▸ **Brief**
Where a line holds the word "Assistent", copy that line.

▸ **Collected data**
■ ■ ■ ■ ■
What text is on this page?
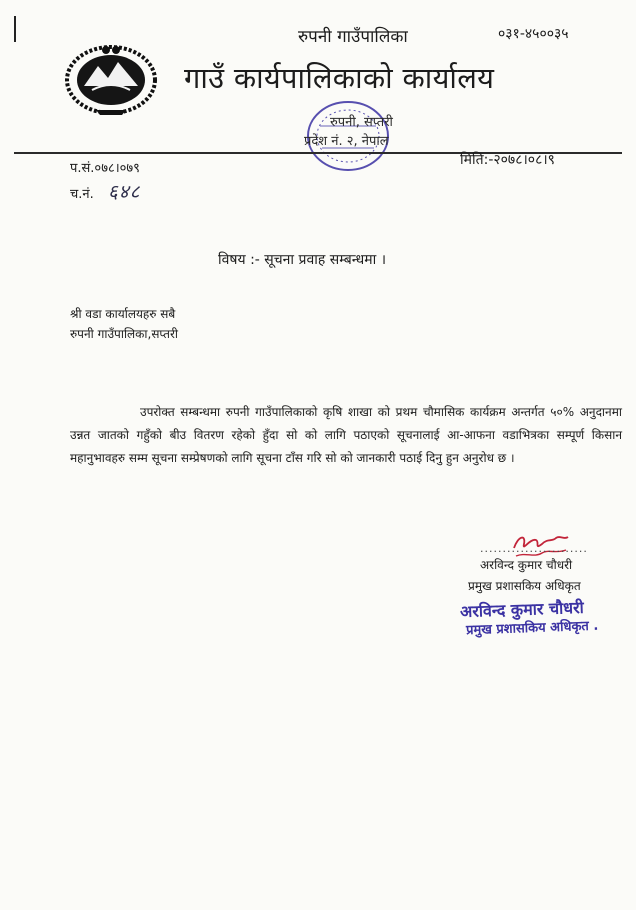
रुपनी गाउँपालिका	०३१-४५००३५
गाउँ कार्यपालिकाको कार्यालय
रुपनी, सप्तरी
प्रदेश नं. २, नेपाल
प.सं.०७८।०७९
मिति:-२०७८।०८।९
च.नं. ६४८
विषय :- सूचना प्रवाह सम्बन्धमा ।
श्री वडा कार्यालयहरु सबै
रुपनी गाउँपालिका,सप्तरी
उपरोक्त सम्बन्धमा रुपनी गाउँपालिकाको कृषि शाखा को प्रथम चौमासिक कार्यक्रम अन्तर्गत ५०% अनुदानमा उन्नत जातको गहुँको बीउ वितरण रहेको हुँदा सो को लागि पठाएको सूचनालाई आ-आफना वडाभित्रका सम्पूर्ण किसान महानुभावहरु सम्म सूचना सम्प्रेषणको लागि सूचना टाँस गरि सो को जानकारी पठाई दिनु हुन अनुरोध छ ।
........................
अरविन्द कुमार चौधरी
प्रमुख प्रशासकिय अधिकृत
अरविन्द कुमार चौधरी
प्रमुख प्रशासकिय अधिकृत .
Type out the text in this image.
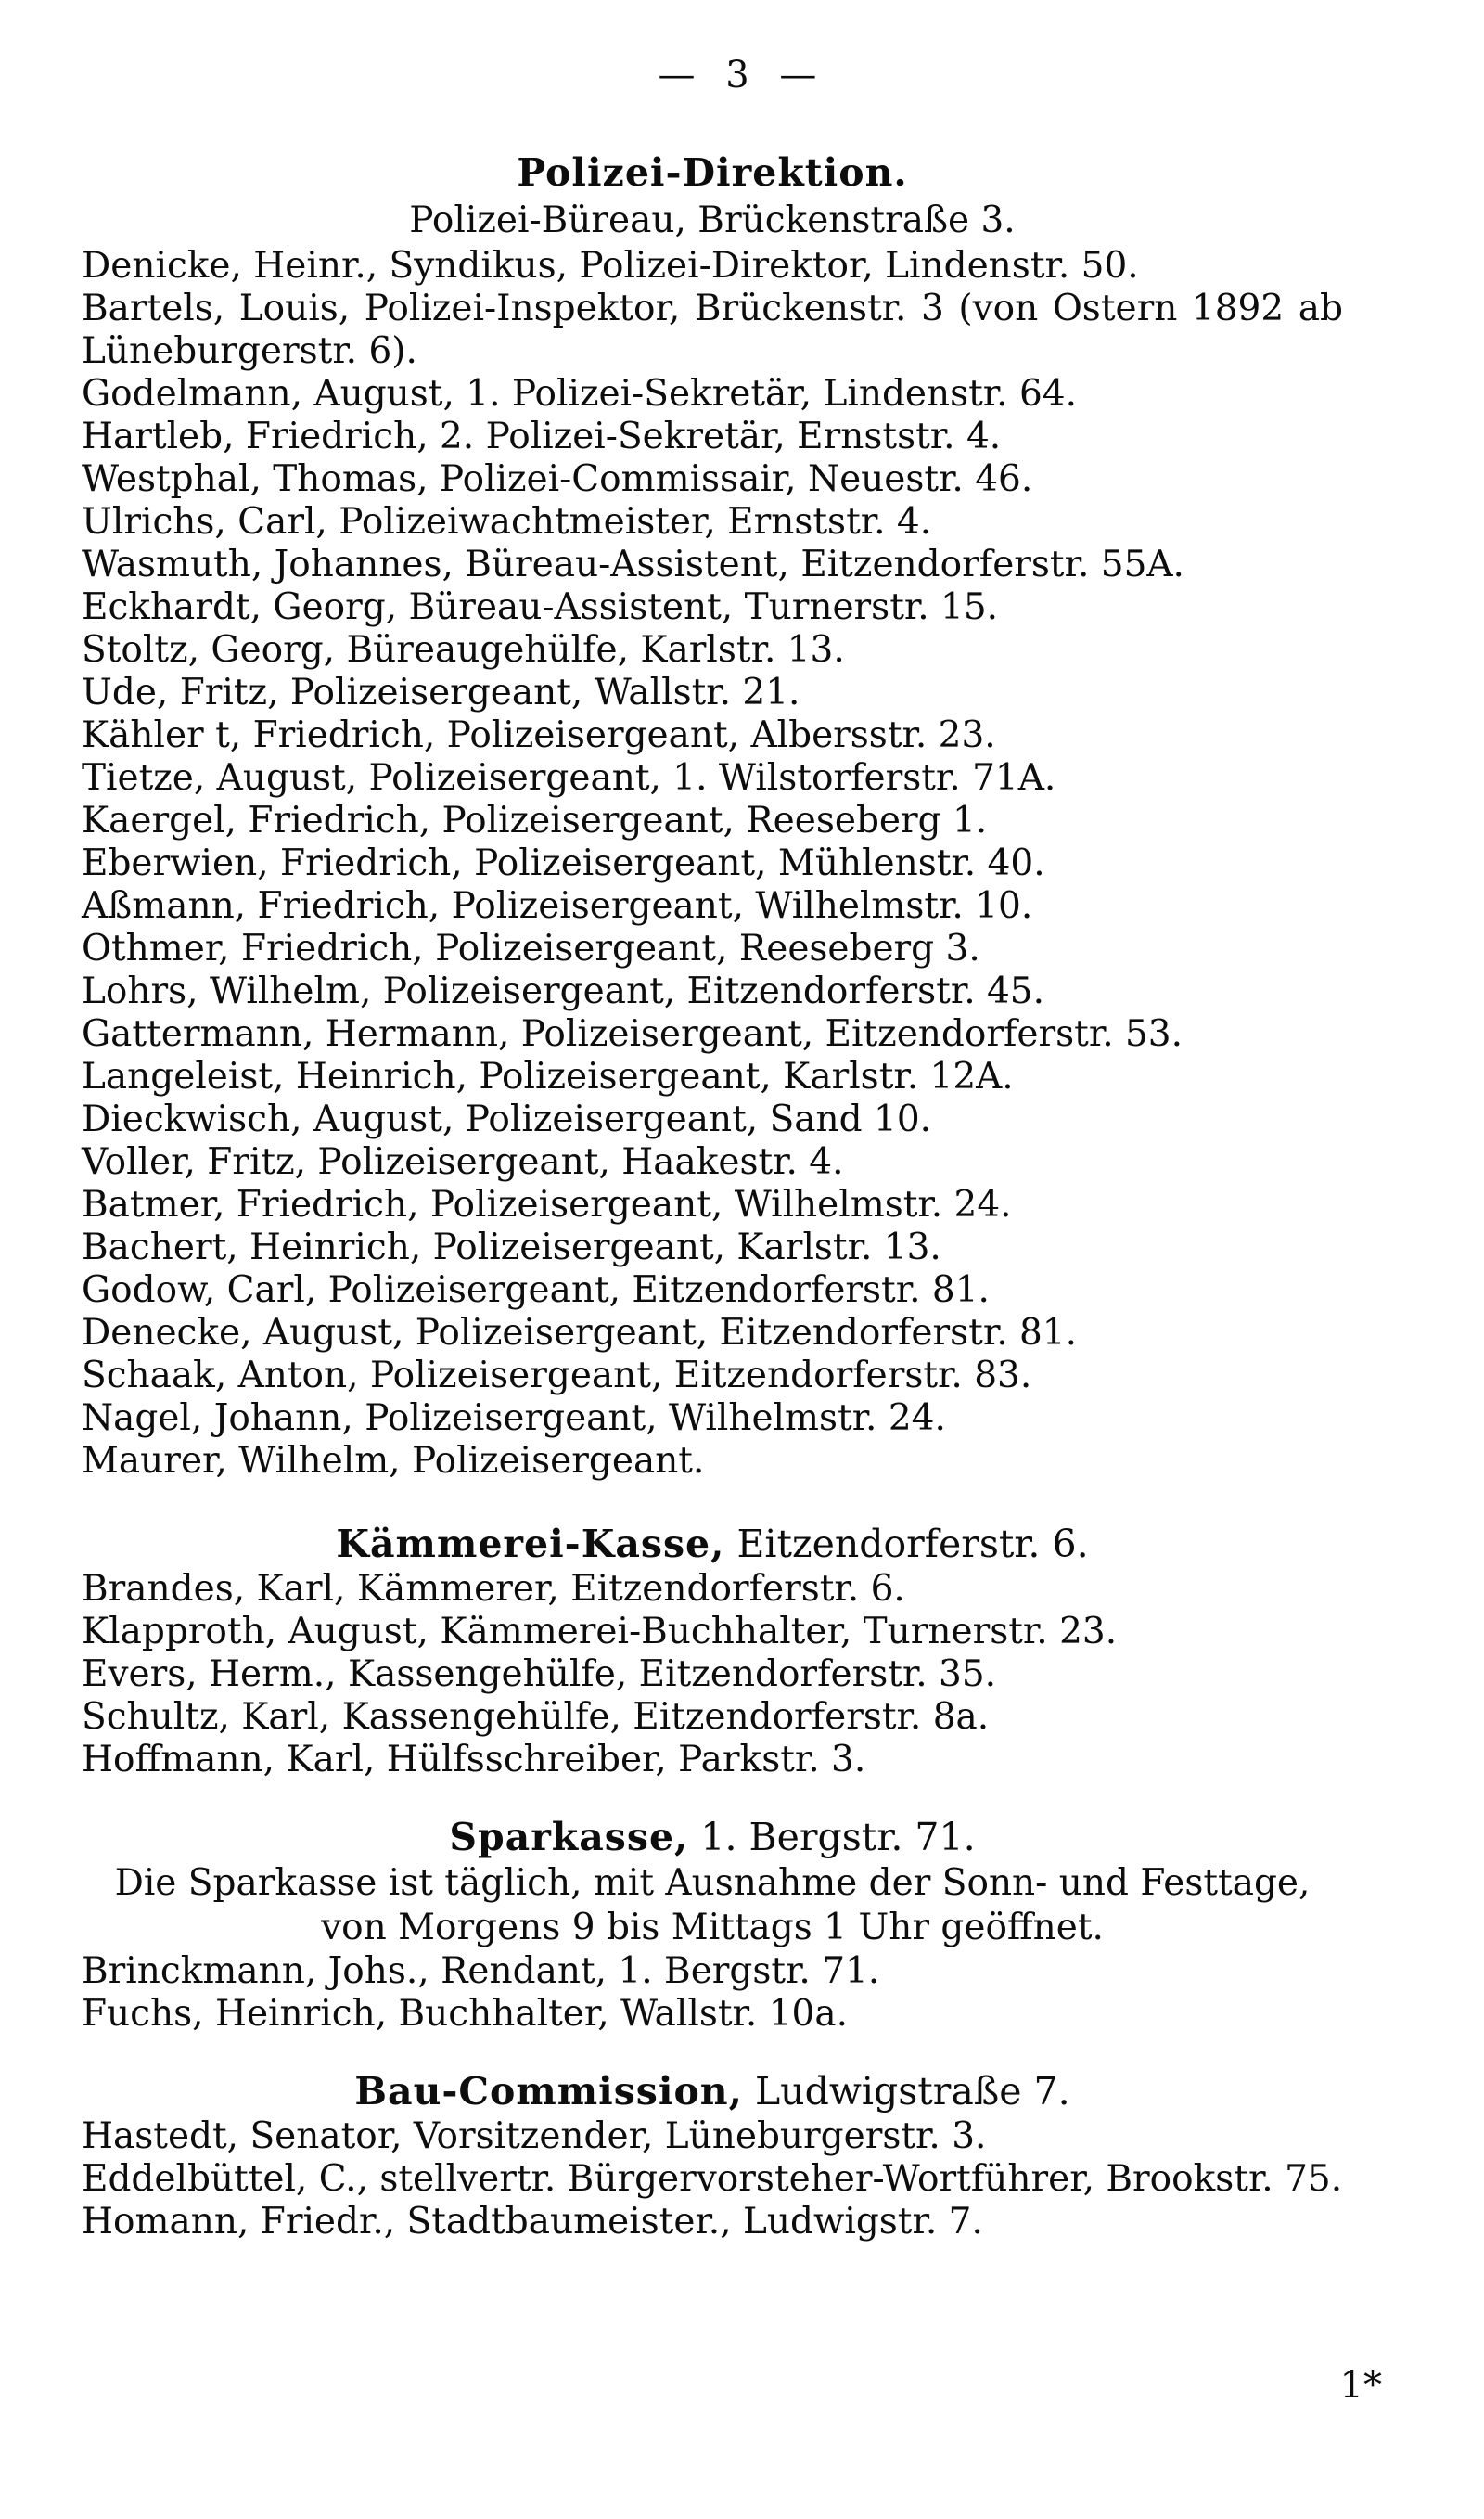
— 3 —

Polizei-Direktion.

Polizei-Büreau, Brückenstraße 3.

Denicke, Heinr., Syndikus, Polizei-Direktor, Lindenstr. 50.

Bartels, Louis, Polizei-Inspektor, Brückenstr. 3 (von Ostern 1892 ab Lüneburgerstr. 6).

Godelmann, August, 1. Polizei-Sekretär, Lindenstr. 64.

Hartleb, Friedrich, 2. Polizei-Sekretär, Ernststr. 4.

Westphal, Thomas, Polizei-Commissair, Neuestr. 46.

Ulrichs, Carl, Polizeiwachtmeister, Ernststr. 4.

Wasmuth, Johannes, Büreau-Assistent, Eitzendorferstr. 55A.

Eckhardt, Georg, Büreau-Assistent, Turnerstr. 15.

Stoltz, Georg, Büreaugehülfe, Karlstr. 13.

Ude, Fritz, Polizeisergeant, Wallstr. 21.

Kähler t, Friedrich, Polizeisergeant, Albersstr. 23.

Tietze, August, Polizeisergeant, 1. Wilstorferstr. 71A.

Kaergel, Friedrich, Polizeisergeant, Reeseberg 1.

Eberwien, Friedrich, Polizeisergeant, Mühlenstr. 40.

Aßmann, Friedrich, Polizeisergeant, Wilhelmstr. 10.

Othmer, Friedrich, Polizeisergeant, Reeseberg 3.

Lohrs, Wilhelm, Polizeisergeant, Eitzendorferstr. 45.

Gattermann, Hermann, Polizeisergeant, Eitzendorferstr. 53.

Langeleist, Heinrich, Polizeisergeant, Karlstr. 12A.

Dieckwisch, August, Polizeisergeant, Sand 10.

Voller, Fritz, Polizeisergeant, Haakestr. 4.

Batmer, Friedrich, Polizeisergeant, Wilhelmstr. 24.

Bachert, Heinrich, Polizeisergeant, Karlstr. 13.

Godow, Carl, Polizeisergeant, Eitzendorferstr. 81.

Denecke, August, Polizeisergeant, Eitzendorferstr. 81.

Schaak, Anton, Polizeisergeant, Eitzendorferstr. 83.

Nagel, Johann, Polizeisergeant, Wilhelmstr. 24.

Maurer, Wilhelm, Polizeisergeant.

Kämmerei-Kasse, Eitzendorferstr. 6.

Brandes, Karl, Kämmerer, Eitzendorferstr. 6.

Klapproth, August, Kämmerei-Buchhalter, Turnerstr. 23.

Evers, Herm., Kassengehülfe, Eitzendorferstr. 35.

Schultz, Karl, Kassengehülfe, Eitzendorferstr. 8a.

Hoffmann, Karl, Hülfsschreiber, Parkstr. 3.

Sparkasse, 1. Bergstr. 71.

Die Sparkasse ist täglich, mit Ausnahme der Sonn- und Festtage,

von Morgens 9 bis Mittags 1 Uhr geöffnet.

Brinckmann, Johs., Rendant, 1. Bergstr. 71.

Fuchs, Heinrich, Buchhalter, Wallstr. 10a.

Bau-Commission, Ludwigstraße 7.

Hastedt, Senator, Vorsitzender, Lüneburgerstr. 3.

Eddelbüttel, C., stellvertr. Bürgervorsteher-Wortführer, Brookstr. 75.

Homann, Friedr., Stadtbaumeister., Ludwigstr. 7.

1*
■ ■ ■ ■ ■
▸ **Exercise response**
Wasmuth, Johannes, Büreau-Assistent, Eitzendorferstr. 55A.
Eckhardt, Georg, Büreau-Assistent, Turnerstr. 15.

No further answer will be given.